• _STORED DATA_
##############################

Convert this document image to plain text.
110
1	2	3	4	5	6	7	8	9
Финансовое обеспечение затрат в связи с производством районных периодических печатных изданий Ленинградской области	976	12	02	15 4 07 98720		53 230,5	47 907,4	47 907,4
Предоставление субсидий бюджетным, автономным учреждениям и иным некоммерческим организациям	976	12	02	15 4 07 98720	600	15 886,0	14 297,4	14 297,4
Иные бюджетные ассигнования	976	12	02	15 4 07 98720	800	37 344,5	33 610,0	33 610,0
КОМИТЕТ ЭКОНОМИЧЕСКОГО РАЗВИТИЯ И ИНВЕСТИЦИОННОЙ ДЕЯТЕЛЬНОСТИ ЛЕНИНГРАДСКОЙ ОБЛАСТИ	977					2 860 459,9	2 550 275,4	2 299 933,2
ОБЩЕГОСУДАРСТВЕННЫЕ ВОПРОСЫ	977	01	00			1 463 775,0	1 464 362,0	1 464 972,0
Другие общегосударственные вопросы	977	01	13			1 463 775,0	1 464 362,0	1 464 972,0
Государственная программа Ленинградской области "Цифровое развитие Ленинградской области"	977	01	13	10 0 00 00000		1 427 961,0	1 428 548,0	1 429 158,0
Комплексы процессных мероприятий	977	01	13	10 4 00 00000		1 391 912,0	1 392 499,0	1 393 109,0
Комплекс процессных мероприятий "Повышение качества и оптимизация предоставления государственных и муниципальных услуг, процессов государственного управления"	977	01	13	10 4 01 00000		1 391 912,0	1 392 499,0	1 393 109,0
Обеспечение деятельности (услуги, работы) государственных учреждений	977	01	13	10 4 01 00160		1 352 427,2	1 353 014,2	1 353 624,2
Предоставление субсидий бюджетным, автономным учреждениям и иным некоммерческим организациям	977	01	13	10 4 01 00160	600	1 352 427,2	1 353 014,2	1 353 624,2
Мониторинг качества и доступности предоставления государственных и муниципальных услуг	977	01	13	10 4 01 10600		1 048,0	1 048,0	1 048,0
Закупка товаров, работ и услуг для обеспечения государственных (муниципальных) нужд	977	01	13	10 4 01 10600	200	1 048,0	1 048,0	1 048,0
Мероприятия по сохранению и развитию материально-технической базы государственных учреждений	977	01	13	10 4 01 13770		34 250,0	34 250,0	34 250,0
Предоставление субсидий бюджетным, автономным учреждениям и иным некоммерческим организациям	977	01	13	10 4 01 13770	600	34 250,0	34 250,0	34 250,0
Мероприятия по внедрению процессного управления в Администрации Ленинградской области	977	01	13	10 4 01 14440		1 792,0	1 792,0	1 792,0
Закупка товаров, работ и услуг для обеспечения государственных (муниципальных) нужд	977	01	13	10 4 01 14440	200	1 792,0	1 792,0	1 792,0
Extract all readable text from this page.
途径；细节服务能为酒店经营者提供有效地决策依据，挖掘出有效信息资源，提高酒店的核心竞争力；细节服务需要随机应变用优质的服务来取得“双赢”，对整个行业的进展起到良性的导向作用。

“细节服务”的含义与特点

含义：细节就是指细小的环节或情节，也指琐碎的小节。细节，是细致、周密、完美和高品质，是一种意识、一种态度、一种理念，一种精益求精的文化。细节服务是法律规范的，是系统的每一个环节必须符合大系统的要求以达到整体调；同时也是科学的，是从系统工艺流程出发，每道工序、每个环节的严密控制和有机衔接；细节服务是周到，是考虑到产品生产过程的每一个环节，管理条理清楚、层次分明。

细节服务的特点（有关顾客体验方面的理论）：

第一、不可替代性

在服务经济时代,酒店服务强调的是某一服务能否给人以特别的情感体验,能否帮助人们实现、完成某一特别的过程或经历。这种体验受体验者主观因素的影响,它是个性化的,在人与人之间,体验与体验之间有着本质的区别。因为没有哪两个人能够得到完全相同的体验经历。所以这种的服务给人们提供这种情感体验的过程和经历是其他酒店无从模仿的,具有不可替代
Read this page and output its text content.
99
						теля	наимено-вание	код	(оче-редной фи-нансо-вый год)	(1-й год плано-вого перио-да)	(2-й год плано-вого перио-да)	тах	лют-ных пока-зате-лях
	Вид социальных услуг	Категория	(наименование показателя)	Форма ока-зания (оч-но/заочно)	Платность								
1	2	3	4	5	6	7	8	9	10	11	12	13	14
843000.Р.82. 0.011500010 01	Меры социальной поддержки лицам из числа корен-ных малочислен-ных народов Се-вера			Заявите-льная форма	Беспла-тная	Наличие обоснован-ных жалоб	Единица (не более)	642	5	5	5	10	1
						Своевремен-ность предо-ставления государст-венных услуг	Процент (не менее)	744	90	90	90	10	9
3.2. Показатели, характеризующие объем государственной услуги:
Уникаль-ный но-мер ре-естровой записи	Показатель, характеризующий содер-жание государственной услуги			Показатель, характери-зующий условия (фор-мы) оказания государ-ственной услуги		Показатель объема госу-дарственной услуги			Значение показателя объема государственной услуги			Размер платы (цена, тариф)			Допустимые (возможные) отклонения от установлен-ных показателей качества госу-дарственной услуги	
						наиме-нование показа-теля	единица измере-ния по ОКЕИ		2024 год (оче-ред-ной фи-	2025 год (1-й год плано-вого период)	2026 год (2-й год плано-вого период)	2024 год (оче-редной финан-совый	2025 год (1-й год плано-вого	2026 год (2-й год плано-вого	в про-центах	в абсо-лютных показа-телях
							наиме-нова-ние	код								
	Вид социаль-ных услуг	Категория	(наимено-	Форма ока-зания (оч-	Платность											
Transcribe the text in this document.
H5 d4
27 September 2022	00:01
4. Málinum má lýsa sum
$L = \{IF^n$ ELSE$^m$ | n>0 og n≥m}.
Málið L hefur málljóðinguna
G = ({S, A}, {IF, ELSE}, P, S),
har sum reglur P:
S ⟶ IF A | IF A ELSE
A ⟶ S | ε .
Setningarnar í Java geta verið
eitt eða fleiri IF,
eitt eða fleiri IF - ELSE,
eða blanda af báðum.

##############################

• _WRITTEN PROBLEM_
Extract each line holding the string "Закупка".

• _RESPONSE TO THIS TASK_
Закупка товаров, работ и услуг для обеспечения государственных (муниципальных) нужд	977	01	13	10 4 01 10600	200	1 048,0	1 048,0	1 048,0
Закупка товаров, работ и услуг для обеспечения государственных (муниципальных) нужд	977	01	13	10 4 01 14440	200	1 792,0	1 792,0	1 792,0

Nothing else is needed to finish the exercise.